> [Items from a dataset]:
○ ○ ○

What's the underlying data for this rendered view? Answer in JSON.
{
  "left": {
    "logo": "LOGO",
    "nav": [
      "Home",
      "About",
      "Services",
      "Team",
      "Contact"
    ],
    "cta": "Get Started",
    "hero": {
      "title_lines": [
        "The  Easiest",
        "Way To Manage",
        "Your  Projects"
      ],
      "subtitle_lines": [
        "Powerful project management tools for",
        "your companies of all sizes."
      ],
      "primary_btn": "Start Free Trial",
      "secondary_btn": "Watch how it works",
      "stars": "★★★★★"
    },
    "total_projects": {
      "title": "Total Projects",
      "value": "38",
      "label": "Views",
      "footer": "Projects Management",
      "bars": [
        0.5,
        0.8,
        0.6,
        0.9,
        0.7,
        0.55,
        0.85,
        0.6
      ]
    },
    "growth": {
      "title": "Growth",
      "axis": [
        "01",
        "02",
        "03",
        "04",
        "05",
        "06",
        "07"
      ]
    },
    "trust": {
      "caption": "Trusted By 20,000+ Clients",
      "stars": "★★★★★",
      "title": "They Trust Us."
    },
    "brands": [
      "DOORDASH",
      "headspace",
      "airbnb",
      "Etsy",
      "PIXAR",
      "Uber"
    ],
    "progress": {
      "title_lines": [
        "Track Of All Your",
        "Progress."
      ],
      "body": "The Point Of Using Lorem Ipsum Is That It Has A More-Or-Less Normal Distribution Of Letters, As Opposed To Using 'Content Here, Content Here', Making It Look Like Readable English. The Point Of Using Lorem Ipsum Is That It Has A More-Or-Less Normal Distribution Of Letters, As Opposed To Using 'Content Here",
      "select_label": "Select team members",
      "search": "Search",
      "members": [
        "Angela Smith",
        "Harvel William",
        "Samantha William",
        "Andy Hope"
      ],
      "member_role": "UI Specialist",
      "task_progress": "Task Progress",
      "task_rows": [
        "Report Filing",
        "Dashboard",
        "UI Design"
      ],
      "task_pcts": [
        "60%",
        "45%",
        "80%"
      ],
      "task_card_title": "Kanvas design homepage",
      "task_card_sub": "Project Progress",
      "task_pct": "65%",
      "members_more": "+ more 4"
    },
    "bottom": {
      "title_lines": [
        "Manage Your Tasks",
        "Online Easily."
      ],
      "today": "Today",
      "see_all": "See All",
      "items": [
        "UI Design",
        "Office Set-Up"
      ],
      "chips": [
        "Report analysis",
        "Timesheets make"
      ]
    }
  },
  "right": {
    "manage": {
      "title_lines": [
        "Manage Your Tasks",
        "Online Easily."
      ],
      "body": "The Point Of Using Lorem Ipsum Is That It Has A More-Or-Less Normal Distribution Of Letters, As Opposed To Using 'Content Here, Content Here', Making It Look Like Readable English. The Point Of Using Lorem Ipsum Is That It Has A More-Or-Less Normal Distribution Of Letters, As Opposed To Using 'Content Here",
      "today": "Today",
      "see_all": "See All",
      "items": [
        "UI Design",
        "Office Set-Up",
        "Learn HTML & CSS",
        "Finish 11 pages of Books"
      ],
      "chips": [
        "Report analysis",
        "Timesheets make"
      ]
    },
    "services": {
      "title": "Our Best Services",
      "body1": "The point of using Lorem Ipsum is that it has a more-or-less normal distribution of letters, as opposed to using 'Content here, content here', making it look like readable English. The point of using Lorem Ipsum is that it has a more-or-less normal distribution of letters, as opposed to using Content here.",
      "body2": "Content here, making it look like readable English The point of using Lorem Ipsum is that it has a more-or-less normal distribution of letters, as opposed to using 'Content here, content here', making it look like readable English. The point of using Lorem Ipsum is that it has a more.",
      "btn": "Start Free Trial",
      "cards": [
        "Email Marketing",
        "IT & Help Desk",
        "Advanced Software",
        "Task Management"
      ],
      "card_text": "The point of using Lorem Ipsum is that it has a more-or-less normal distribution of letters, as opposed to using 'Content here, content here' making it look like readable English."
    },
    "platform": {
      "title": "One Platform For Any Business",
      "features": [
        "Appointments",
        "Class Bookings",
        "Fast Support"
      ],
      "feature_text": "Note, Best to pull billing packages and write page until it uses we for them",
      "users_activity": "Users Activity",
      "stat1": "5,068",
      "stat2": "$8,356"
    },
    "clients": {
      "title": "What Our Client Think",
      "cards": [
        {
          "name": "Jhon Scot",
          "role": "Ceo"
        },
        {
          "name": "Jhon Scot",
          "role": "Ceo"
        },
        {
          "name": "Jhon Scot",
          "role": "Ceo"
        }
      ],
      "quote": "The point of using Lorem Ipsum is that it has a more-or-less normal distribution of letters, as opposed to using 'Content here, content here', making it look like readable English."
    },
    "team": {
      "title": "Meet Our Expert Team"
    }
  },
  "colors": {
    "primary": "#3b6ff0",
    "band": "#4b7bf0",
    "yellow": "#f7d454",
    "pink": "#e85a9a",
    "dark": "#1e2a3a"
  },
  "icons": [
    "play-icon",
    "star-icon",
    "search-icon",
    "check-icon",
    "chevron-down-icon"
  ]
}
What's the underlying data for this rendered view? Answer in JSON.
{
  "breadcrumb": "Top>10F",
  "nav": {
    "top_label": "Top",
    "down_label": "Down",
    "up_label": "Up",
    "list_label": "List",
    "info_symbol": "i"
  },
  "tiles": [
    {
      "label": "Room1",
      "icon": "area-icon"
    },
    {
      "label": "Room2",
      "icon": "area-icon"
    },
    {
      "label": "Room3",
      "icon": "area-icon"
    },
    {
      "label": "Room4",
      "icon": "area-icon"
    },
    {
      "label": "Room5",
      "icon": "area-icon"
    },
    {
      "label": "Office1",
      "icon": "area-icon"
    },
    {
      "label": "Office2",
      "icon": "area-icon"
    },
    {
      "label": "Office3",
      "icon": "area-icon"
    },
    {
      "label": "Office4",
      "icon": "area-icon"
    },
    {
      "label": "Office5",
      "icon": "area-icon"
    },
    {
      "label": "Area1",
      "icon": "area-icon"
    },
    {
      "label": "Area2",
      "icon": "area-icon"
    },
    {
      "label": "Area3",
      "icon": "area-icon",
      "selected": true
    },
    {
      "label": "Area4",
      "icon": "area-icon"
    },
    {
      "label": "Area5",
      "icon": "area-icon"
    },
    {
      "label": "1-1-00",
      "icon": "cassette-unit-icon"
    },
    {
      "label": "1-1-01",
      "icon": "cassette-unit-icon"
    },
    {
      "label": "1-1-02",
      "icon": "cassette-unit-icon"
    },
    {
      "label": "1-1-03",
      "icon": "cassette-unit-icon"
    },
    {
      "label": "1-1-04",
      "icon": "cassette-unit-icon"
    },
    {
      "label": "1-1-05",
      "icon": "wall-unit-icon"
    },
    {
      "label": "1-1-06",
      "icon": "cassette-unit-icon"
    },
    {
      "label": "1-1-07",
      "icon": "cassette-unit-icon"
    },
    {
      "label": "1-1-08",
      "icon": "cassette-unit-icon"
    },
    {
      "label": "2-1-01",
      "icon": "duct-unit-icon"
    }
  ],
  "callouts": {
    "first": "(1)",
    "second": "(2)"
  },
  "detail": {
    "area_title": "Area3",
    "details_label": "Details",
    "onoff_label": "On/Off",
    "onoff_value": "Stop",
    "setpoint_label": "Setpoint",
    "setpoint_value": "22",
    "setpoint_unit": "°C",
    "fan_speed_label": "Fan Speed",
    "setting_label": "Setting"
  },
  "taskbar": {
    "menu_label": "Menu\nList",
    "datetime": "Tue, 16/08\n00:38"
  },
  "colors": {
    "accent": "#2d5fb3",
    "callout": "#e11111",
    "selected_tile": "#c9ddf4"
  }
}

○ ○ ○

Each line in the material above must be retyped without alteration.

What's the underlying data for this rendered view? Answer in JSON.
{
  "left": {
    "logo": "LOGO",
    "nav": [
      "Home",
      "About",
      "Services",
      "Team",
      "Contact"
    ],
    "cta": "Get Started",
    "hero": {
      "title_lines": [
        "The  Easiest",
        "Way To Manage",
        "Your  Projects"
      ],
      "subtitle_lines": [
        "Powerful project management tools for",
        "your companies of all sizes."
      ],
      "primary_btn": "Start Free Trial",
      "secondary_btn": "Watch how it works",
      "stars": "★★★★★"
    },
    "total_projects": {
      "title": "Total Projects",
      "value": "38",
      "label": "Views",
      "footer": "Projects Management",
      "bars": [
        0.5,
        0.8,
        0.6,
        0.9,
        0.7,
        0.55,
        0.85,
        0.6
      ]
    },
    "growth": {
      "title": "Growth",
      "axis": [
        "01",
        "02",
        "03",
        "04",
        "05",
        "06",
        "07"
      ]
    },
    "trust": {
      "caption": "Trusted By 20,000+ Clients",
      "stars": "★★★★★",
      "title": "They Trust Us."
    },
    "brands": [
      "DOORDASH",
      "headspace",
      "airbnb",
      "Etsy",
      "PIXAR",
      "Uber"
    ],
    "progress": {
      "title_lines": [
        "Track Of All Your",
        "Progress."
      ],
      "body": "The Point Of Using Lorem Ipsum Is That It Has A More-Or-Less Normal Distribution Of Letters, As Opposed To Using 'Content Here, Content Here', Making It Look Like Readable English. The Point Of Using Lorem Ipsum Is That It Has A More-Or-Less Normal Distribution Of Letters, As Opposed To Using 'Content Here",
      "select_label": "Select team members",
      "search": "Search",
      "members": [
        "Angela Smith",
        "Harvel William",
        "Samantha William",
        "Andy Hope"
      ],
      "member_role": "UI Specialist",
      "task_progress": "Task Progress",
      "task_rows": [
        "Report Filing",
        "Dashboard",
        "UI Design"
      ],
      "task_pcts": [
        "60%",
        "45%",
        "80%"
      ],
      "task_card_title": "Kanvas design homepage",
      "task_card_sub": "Project Progress",
      "task_pct": "65%",
      "members_more": "+ more 4"
    },
    "bottom": {
      "title_lines": [
        "Manage Your Tasks",
        "Online Easily."
      ],
      "today": "Today",
      "see_all": "See All",
      "items": [
        "UI Design",
        "Office Set-Up"
      ],
      "chips": [
        "Report analysis",
        "Timesheets make"
      ]
    }
  },
  "right": {
    "manage": {
      "title_lines": [
        "Manage Your Tasks",
        "Online Easily."
      ],
      "body": "The Point Of Using Lorem Ipsum Is That It Has A More-Or-Less Normal Distribution Of Letters, As Opposed To Using 'Content Here, Content Here', Making It Look Like Readable English. The Point Of Using Lorem Ipsum Is That It Has A More-Or-Less Normal Distribution Of Letters, As Opposed To Using 'Content Here",
      "today": "Today",
      "see_all": "See All",
      "items": [
        "UI Design",
        "Office Set-Up",
        "Learn HTML & CSS",
        "Finish 11 pages of Books"
      ],
      "chips": [
        "Report analysis",
        "Timesheets make"
      ]
    },
    "services": {
      "title": "Our Best Services",
      "body1": "The point of using Lorem Ipsum is that it has a more-or-less normal distribution of letters, as opposed to using 'Content here, content here', making it look like readable English. The point of using Lorem Ipsum is that it has a more-or-less normal distribution of letters, as opposed to using Content here.",
      "body2": "Content here, making it look like readable English The point of using Lorem Ipsum is that it has a more-or-less normal distribution of letters, as opposed to using 'Content here, content here', making it look like readable English. The point of using Lorem Ipsum is that it has a more.",
      "btn": "Start Free Trial",
      "cards": [
        "Email Marketing",
        "IT & Help Desk",
        "Advanced Software",
        "Task Management"
      ],
      "card_text": "The point of using Lorem Ipsum is that it has a more-or-less normal distribution of letters, as opposed to using 'Content here, content here' making it look like readable English."
    },
    "platform": {
      "title": "One Platform For Any Business",
      "features": [
        "Appointments",
        "Class Bookings",
        "Fast Support"
      ],
      "feature_text": "Note, Best to pull billing packages and write page until it uses we for them",
      "users_activity": "Users Activity",
      "stat1": "5,068",
      "stat2": "$8,356"
    },
    "clients": {
      "title": "What Our Client Think",
      "cards": [
        {
          "name": "Jhon Scot",
          "role": "Ceo"
        },
        {
          "name": "Jhon Scot",
          "role": "Ceo"
        },
        {
          "name": "Jhon Scot",
          "role": "Ceo"
        }
      ],
      "quote": "The point of using Lorem Ipsum is that it has a more-or-less normal distribution of letters, as opposed to using 'Content here, content here', making it look like readable English."
    },
    "team": {
      "title": "Meet Our Expert Team"
    }
  },
  "colors": {
    "primary": "#3b6ff0",
    "band": "#4b7bf0",
    "yellow": "#f7d454",
    "pink": "#e85a9a",
    "dark": "#1e2a3a"
  },
  "icons": [
    "play-icon",
    "star-icon",
    "search-icon",
    "check-icon",
    "chevron-down-icon"
  ]
}
What's the underlying data for this rendered view? Answer in JSON.
{
  "breadcrumb": "Top>10F",
  "nav": {
    "top_label": "Top",
    "down_label": "Down",
    "up_label": "Up",
    "list_label": "List",
    "info_symbol": "i"
  },
  "tiles": [
    {
      "label": "Room1",
      "icon": "area-icon"
    },
    {
      "label": "Room2",
      "icon": "area-icon"
    },
    {
      "label": "Room3",
      "icon": "area-icon"
    },
    {
      "label": "Room4",
      "icon": "area-icon"
    },
    {
      "label": "Room5",
      "icon": "area-icon"
    },
    {
      "label": "Office1",
      "icon": "area-icon"
    },
    {
      "label": "Office2",
      "icon": "area-icon"
    },
    {
      "label": "Office3",
      "icon": "area-icon"
    },
    {
      "label": "Office4",
      "icon": "area-icon"
    },
    {
      "label": "Office5",
      "icon": "area-icon"
    },
    {
      "label": "Area1",
      "icon": "area-icon"
    },
    {
      "label": "Area2",
      "icon": "area-icon"
    },
    {
      "label": "Area3",
      "icon": "area-icon",
      "selected": true
    },
    {
      "label": "Area4",
      "icon": "area-icon"
    },
    {
      "label": "Area5",
      "icon": "area-icon"
    },
    {
      "label": "1-1-00",
      "icon": "cassette-unit-icon"
    },
    {
      "label": "1-1-01",
      "icon": "cassette-unit-icon"
    },
    {
      "label": "1-1-02",
      "icon": "cassette-unit-icon"
    },
    {
      "label": "1-1-03",
      "icon": "cassette-unit-icon"
    },
    {
      "label": "1-1-04",
      "icon": "cassette-unit-icon"
    },
    {
      "label": "1-1-05",
      "icon": "wall-unit-icon"
    },
    {
      "label": "1-1-06",
      "icon": "cassette-unit-icon"
    },
    {
      "label": "1-1-07",
      "icon": "cassette-unit-icon"
    },
    {
      "label": "1-1-08",
      "icon": "cassette-unit-icon"
    },
    {
      "label": "2-1-01",
      "icon": "duct-unit-icon"
    }
  ],
  "callouts": {
    "first": "(1)",
    "second": "(2)"
  },
  "detail": {
    "area_title": "Area3",
    "details_label": "Details",
    "onoff_label": "On/Off",
    "onoff_value": "Stop",
    "setpoint_label": "Setpoint",
    "setpoint_value": "22",
    "setpoint_unit": "°C",
    "fan_speed_label": "Fan Speed",
    "setting_label": "Setting"
  },
  "taskbar": {
    "menu_label": "Menu\nList",
    "datetime": "Tue, 16/08\n00:38"
  },
  "colors": {
    "accent": "#2d5fb3",
    "callout": "#e11111",
    "selected_tile": "#c9ddf4"
  }
}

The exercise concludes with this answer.